Write the listing below out again exactly, dropping the images.
# # # #
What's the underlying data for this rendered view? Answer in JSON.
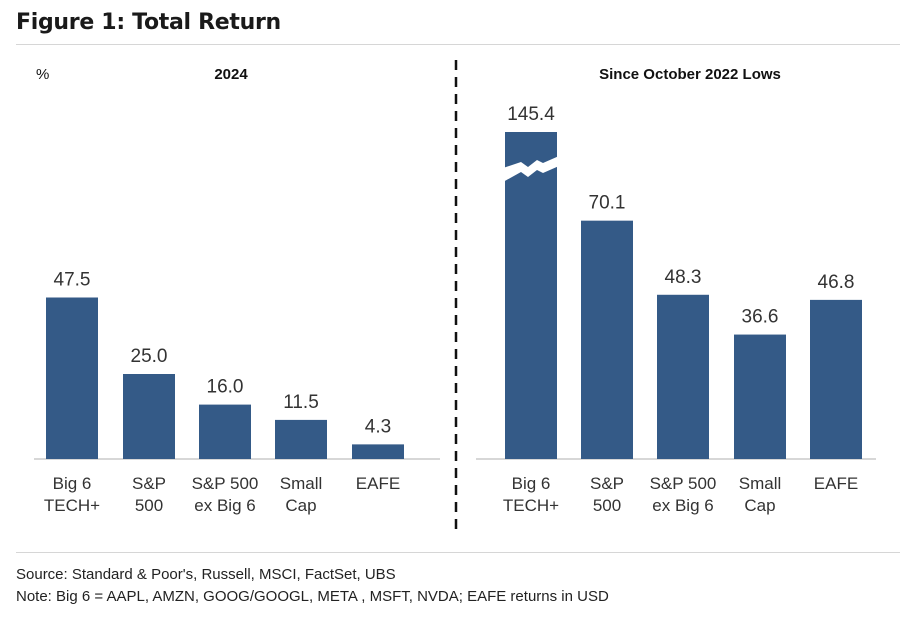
{
  "figure_title": "Figure 1: Total Return",
  "unit_label": "%",
  "source": "Source: Standard & Poor's, Russell, MSCI, FactSet, UBS",
  "note": "Note: Big 6 = AAPL, AMZN, GOOG/GOOGL, META , MSFT, NVDA; EAFE returns in USD",
  "colors": {
    "bar": "#345a87",
    "axis": "#bfbfbf",
    "text": "#333333"
  },
  "chart_data": [
    {
      "type": "bar",
      "title": "2024",
      "xlabel": "",
      "ylabel": "%",
      "ylim": [
        0,
        70
      ],
      "categories": [
        [
          "Big 6",
          "TECH+"
        ],
        [
          "S&P",
          "500"
        ],
        [
          "S&P 500",
          "ex Big 6"
        ],
        [
          "Small",
          "Cap"
        ],
        [
          "EAFE"
        ]
      ],
      "values": [
        47.5,
        25.0,
        16.0,
        11.5,
        4.3
      ],
      "value_labels": [
        "47.5",
        "25.0",
        "16.0",
        "11.5",
        "4.3"
      ]
    },
    {
      "type": "bar",
      "title": "Since October 2022 Lows",
      "xlabel": "",
      "ylabel": "%",
      "ylim": [
        0,
        70
      ],
      "axis_break": {
        "bar_index": 0,
        "note": "bar truncated with break symbol"
      },
      "categories": [
        [
          "Big 6",
          "TECH+"
        ],
        [
          "S&P",
          "500"
        ],
        [
          "S&P 500",
          "ex Big 6"
        ],
        [
          "Small",
          "Cap"
        ],
        [
          "EAFE"
        ]
      ],
      "values": [
        145.4,
        70.1,
        48.3,
        36.6,
        46.8
      ],
      "value_labels": [
        "145.4",
        "70.1",
        "48.3",
        "36.6",
        "46.8"
      ]
    }
  ]
}
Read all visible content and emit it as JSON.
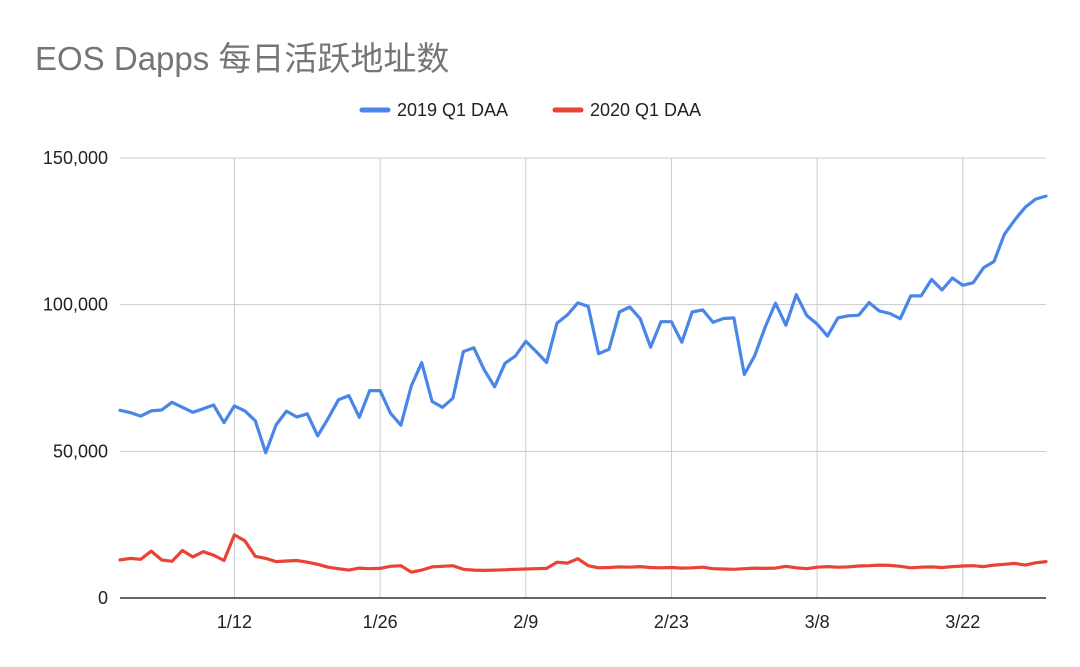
{
  "chart_data": {
    "type": "line",
    "title": "EOS Dapps 每日活跃地址数",
    "xlabel": "",
    "ylabel": "",
    "ylim": [
      0,
      150000
    ],
    "y_ticks": [
      {
        "value": 0,
        "label": "0"
      },
      {
        "value": 50000,
        "label": "50,000"
      },
      {
        "value": 100000,
        "label": "100,000"
      },
      {
        "value": 150000,
        "label": "150,000"
      }
    ],
    "x_ticks": [
      {
        "day": 12,
        "label": "1/12"
      },
      {
        "day": 26,
        "label": "1/26"
      },
      {
        "day": 40,
        "label": "2/9"
      },
      {
        "day": 54,
        "label": "2/23"
      },
      {
        "day": 68,
        "label": "3/8"
      },
      {
        "day": 82,
        "label": "3/22"
      }
    ],
    "xlim": [
      1,
      90
    ],
    "grid": true,
    "legend_position": "top-center",
    "series": [
      {
        "name": "2019 Q1 DAA",
        "color": "#4a86e8",
        "values": [
          64000,
          63200,
          62000,
          63800,
          64100,
          66700,
          65000,
          63300,
          64500,
          65800,
          59800,
          65500,
          63800,
          60400,
          49500,
          59000,
          63700,
          61700,
          62800,
          55300,
          61200,
          67600,
          69000,
          61600,
          70700,
          70700,
          63000,
          58900,
          72300,
          80200,
          67000,
          65000,
          68100,
          84000,
          85300,
          77800,
          72000,
          80000,
          82500,
          87500,
          84000,
          80300,
          93700,
          96500,
          100600,
          99400,
          83300,
          84800,
          97500,
          99200,
          95200,
          85500,
          94200,
          94200,
          87200,
          97500,
          98200,
          94000,
          95300,
          95500,
          76200,
          82600,
          92300,
          100500,
          93000,
          103400,
          96300,
          93400,
          89300,
          95500,
          96200,
          96400,
          100700,
          97800,
          97000,
          95200,
          103000,
          103000,
          108600,
          105000,
          109100,
          106600,
          107500,
          112600,
          114700,
          124000,
          128900,
          133200,
          136000,
          137000
        ],
        "x_start_day": 1
      },
      {
        "name": "2020 Q1 DAA",
        "color": "#ea4335",
        "values": [
          13000,
          13500,
          13200,
          16000,
          13000,
          12500,
          16200,
          14000,
          15800,
          14600,
          12800,
          21500,
          19500,
          14200,
          13500,
          12400,
          12600,
          12800,
          12200,
          11500,
          10500,
          10000,
          9500,
          10200,
          10000,
          10100,
          10800,
          11000,
          8800,
          9500,
          10600,
          10800,
          11000,
          9800,
          9500,
          9400,
          9500,
          9600,
          9800,
          9900,
          10000,
          10100,
          12200,
          11900,
          13400,
          11000,
          10300,
          10400,
          10600,
          10500,
          10700,
          10400,
          10300,
          10400,
          10200,
          10300,
          10500,
          10000,
          9900,
          9800,
          10000,
          10200,
          10100,
          10200,
          10800,
          10300,
          10000,
          10500,
          10700,
          10500,
          10600,
          10900,
          11000,
          11200,
          11100,
          10800,
          10300,
          10500,
          10600,
          10400,
          10700,
          10900,
          11000,
          10700,
          11200,
          11500,
          11800,
          11200,
          12000,
          12400
        ],
        "x_start_day": 1
      }
    ]
  }
}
# # # #
Full response:
What's the underlying data for this rendered view? Answer in JSON.
{
  "figure_title": "Figure 1: Total Return",
  "unit_label": "%",
  "source": "Source: Standard & Poor's, Russell, MSCI, FactSet, UBS",
  "note": "Note: Big 6 = AAPL, AMZN, GOOG/GOOGL, META , MSFT, NVDA; EAFE returns in USD",
  "colors": {
    "bar": "#345a87",
    "axis": "#bfbfbf",
    "text": "#333333"
  },
  "chart_data": [
    {
      "type": "bar",
      "title": "2024",
      "xlabel": "",
      "ylabel": "%",
      "ylim": [
        0,
        70
      ],
      "categories": [
        [
          "Big 6",
          "TECH+"
        ],
        [
          "S&P",
          "500"
        ],
        [
          "S&P 500",
          "ex Big 6"
        ],
        [
          "Small",
          "Cap"
        ],
        [
          "EAFE"
        ]
      ],
      "values": [
        47.5,
        25.0,
        16.0,
        11.5,
        4.3
      ],
      "value_labels": [
        "47.5",
        "25.0",
        "16.0",
        "11.5",
        "4.3"
      ]
    },
    {
      "type": "bar",
      "title": "Since October 2022 Lows",
      "xlabel": "",
      "ylabel": "%",
      "ylim": [
        0,
        70
      ],
      "axis_break": {
        "bar_index": 0,
        "note": "bar truncated with break symbol"
      },
      "categories": [
        [
          "Big 6",
          "TECH+"
        ],
        [
          "S&P",
          "500"
        ],
        [
          "S&P 500",
          "ex Big 6"
        ],
        [
          "Small",
          "Cap"
        ],
        [
          "EAFE"
        ]
      ],
      "values": [
        145.4,
        70.1,
        48.3,
        36.6,
        46.8
      ],
      "value_labels": [
        "145.4",
        "70.1",
        "48.3",
        "36.6",
        "46.8"
      ]
    }
  ]
}
Read all visible content and emit it as JSON.
{
  "chart_data": {
    "type": "line",
    "title": "EOS Dapps 每日活跃地址数",
    "xlabel": "",
    "ylabel": "",
    "ylim": [
      0,
      150000
    ],
    "y_ticks": [
      {
        "value": 0,
        "label": "0"
      },
      {
        "value": 50000,
        "label": "50,000"
      },
      {
        "value": 100000,
        "label": "100,000"
      },
      {
        "value": 150000,
        "label": "150,000"
      }
    ],
    "x_ticks": [
      {
        "day": 12,
        "label": "1/12"
      },
      {
        "day": 26,
        "label": "1/26"
      },
      {
        "day": 40,
        "label": "2/9"
      },
      {
        "day": 54,
        "label": "2/23"
      },
      {
        "day": 68,
        "label": "3/8"
      },
      {
        "day": 82,
        "label": "3/22"
      }
    ],
    "xlim": [
      1,
      90
    ],
    "grid": true,
    "legend_position": "top-center",
    "series": [
      {
        "name": "2019 Q1 DAA",
        "color": "#4a86e8",
        "values": [
          64000,
          63200,
          62000,
          63800,
          64100,
          66700,
          65000,
          63300,
          64500,
          65800,
          59800,
          65500,
          63800,
          60400,
          49500,
          59000,
          63700,
          61700,
          62800,
          55300,
          61200,
          67600,
          69000,
          61600,
          70700,
          70700,
          63000,
          58900,
          72300,
          80200,
          67000,
          65000,
          68100,
          84000,
          85300,
          77800,
          72000,
          80000,
          82500,
          87500,
          84000,
          80300,
          93700,
          96500,
          100600,
          99400,
          83300,
          84800,
          97500,
          99200,
          95200,
          85500,
          94200,
          94200,
          87200,
          97500,
          98200,
          94000,
          95300,
          95500,
          76200,
          82600,
          92300,
          100500,
          93000,
          103400,
          96300,
          93400,
          89300,
          95500,
          96200,
          96400,
          100700,
          97800,
          97000,
          95200,
          103000,
          103000,
          108600,
          105000,
          109100,
          106600,
          107500,
          112600,
          114700,
          124000,
          128900,
          133200,
          136000,
          137000
        ],
        "x_start_day": 1
      },
      {
        "name": "2020 Q1 DAA",
        "color": "#ea4335",
        "values": [
          13000,
          13500,
          13200,
          16000,
          13000,
          12500,
          16200,
          14000,
          15800,
          14600,
          12800,
          21500,
          19500,
          14200,
          13500,
          12400,
          12600,
          12800,
          12200,
          11500,
          10500,
          10000,
          9500,
          10200,
          10000,
          10100,
          10800,
          11000,
          8800,
          9500,
          10600,
          10800,
          11000,
          9800,
          9500,
          9400,
          9500,
          9600,
          9800,
          9900,
          10000,
          10100,
          12200,
          11900,
          13400,
          11000,
          10300,
          10400,
          10600,
          10500,
          10700,
          10400,
          10300,
          10400,
          10200,
          10300,
          10500,
          10000,
          9900,
          9800,
          10000,
          10200,
          10100,
          10200,
          10800,
          10300,
          10000,
          10500,
          10700,
          10500,
          10600,
          10900,
          11000,
          11200,
          11100,
          10800,
          10300,
          10500,
          10600,
          10400,
          10700,
          10900,
          11000,
          10700,
          11200,
          11500,
          11800,
          11200,
          12000,
          12400
        ],
        "x_start_day": 1
      }
    ]
  }
}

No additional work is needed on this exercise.